[Some records]
——

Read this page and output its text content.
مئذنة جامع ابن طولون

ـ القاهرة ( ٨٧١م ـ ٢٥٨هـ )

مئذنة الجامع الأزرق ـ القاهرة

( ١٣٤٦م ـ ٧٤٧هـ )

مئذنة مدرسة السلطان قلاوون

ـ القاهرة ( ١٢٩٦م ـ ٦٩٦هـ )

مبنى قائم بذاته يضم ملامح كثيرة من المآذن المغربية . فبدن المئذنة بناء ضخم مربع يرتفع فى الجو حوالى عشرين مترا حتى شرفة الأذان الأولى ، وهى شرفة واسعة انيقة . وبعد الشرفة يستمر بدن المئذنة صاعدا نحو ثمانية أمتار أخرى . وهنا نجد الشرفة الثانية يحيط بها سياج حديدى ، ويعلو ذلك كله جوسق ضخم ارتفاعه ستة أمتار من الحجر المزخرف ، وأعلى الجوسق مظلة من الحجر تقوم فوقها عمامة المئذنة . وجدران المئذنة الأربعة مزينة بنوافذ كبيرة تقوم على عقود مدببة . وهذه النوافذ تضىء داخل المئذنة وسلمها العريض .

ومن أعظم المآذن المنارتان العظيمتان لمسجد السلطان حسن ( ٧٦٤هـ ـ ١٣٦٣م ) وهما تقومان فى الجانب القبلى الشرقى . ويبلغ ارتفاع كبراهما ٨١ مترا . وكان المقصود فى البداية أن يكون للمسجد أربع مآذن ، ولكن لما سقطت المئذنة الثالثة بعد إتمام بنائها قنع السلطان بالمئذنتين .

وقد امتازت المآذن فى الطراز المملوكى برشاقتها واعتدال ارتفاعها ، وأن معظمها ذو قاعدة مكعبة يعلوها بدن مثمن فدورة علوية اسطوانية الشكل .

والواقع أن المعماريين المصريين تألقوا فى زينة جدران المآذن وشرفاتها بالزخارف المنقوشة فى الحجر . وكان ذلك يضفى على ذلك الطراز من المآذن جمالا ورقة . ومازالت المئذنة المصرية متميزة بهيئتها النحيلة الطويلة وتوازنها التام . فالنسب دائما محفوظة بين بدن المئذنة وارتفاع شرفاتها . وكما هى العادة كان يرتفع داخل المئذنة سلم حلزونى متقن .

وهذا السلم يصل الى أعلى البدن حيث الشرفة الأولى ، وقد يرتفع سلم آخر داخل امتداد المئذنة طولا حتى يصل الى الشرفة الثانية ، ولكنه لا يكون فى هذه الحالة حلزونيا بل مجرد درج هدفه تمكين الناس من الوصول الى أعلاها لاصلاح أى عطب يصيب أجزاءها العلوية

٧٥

——

WORK INSTRUCTIONS: Copy the entries above exactly, leaving none out.

COMPLETED EXERCISE:
Read this page and output its text content.
مئذنة جامع ابن طولون

ـ القاهرة ( ٨٧١م ـ ٢٥٨هـ )

مئذنة الجامع الأزرق ـ القاهرة

( ١٣٤٦م ـ ٧٤٧هـ )

مئذنة مدرسة السلطان قلاوون

ـ القاهرة ( ١٢٩٦م ـ ٦٩٦هـ )

مبنى قائم بذاته يضم ملامح كثيرة من المآذن المغربية . فبدن المئذنة بناء ضخم مربع يرتفع فى الجو حوالى عشرين مترا حتى شرفة الأذان الأولى ، وهى شرفة واسعة انيقة . وبعد الشرفة يستمر بدن المئذنة صاعدا نحو ثمانية أمتار أخرى . وهنا نجد الشرفة الثانية يحيط بها سياج حديدى ، ويعلو ذلك كله جوسق ضخم ارتفاعه ستة أمتار من الحجر المزخرف ، وأعلى الجوسق مظلة من الحجر تقوم فوقها عمامة المئذنة . وجدران المئذنة الأربعة مزينة بنوافذ كبيرة تقوم على عقود مدببة . وهذه النوافذ تضىء داخل المئذنة وسلمها العريض .

ومن أعظم المآذن المنارتان العظيمتان لمسجد السلطان حسن ( ٧٦٤هـ ـ ١٣٦٣م ) وهما تقومان فى الجانب القبلى الشرقى . ويبلغ ارتفاع كبراهما ٨١ مترا . وكان المقصود فى البداية أن يكون للمسجد أربع مآذن ، ولكن لما سقطت المئذنة الثالثة بعد إتمام بنائها قنع السلطان بالمئذنتين .

وقد امتازت المآذن فى الطراز المملوكى برشاقتها واعتدال ارتفاعها ، وأن معظمها ذو قاعدة مكعبة يعلوها بدن مثمن فدورة علوية اسطوانية الشكل .

والواقع أن المعماريين المصريين تألقوا فى زينة جدران المآذن وشرفاتها بالزخارف المنقوشة فى الحجر . وكان ذلك يضفى على ذلك الطراز من المآذن جمالا ورقة . ومازالت المئذنة المصرية متميزة بهيئتها النحيلة الطويلة وتوازنها التام . فالنسب دائما محفوظة بين بدن المئذنة وارتفاع شرفاتها . وكما هى العادة كان يرتفع داخل المئذنة سلم حلزونى متقن .

وهذا السلم يصل الى أعلى البدن حيث الشرفة الأولى ، وقد يرتفع سلم آخر داخل امتداد المئذنة طولا حتى يصل الى الشرفة الثانية ، ولكنه لا يكون فى هذه الحالة حلزونيا بل مجرد درج هدفه تمكين الناس من الوصول الى أعلاها لاصلاح أى عطب يصيب أجزاءها العلوية

٧٥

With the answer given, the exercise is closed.